Identify each line below containing the string "TradeWave" and copy it.

— BEGIN RECORD EXCERPTS —

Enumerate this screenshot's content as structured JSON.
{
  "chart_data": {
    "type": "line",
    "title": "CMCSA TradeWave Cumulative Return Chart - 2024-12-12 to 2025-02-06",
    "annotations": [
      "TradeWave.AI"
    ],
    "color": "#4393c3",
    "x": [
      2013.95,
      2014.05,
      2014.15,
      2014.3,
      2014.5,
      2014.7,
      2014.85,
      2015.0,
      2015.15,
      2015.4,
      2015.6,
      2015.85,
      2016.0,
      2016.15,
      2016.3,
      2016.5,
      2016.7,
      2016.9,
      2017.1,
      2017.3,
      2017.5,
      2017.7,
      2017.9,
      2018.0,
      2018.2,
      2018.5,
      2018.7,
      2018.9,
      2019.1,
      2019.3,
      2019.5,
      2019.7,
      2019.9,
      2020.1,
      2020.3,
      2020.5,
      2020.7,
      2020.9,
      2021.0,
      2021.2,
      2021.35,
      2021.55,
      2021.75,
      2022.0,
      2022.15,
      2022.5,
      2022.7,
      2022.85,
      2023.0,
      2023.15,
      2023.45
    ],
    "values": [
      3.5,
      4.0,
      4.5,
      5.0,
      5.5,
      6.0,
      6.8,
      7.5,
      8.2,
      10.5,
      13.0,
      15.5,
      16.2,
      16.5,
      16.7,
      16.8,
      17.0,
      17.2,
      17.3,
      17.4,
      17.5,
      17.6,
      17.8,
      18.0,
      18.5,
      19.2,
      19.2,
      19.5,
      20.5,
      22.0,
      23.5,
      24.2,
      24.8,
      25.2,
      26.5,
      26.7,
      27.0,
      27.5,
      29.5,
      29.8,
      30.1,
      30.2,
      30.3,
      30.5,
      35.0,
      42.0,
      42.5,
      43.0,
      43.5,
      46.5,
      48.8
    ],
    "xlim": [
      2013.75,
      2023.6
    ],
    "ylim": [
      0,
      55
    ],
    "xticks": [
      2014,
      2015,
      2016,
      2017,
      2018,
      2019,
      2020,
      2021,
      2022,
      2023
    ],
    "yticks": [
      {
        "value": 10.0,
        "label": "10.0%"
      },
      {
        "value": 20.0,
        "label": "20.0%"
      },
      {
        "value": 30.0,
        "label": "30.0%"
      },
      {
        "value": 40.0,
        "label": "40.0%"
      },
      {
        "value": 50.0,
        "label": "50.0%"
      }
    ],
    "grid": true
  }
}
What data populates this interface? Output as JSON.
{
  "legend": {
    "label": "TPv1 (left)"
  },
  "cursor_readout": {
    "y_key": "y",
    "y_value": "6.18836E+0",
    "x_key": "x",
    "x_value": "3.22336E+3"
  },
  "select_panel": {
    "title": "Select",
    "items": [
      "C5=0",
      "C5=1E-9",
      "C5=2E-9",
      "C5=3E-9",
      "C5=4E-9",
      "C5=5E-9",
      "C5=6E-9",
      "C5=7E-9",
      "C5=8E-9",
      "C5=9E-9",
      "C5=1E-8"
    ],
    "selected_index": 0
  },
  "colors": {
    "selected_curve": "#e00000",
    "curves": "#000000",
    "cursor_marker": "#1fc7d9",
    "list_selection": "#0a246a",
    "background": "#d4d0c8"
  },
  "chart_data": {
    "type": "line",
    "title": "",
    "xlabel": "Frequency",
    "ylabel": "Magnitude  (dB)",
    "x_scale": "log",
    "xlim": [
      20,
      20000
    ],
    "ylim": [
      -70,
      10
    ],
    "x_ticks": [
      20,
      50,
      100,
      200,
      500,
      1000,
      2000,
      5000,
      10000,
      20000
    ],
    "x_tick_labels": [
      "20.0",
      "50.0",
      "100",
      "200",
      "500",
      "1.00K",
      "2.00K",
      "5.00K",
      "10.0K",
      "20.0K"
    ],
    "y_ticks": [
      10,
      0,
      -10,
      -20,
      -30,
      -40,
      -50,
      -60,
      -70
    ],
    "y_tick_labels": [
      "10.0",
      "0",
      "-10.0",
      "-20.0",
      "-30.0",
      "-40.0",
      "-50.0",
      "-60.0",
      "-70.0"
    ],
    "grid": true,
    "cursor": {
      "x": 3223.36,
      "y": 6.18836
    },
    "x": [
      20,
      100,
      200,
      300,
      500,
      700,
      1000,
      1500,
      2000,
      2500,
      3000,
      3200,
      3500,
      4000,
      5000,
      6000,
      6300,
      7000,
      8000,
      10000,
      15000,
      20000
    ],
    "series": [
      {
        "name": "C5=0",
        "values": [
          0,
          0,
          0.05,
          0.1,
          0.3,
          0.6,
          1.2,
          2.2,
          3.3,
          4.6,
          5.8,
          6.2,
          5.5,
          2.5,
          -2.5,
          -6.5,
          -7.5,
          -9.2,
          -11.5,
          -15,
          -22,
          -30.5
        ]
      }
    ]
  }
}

— END RECORD EXCERPTS —

→ **ANSWER TO THIS EXERCISE**:
    "title": "CMCSA TradeWave Cumulative Return Chart - 2024-12-12 to 2025-02-06",
      "TradeWave.AI"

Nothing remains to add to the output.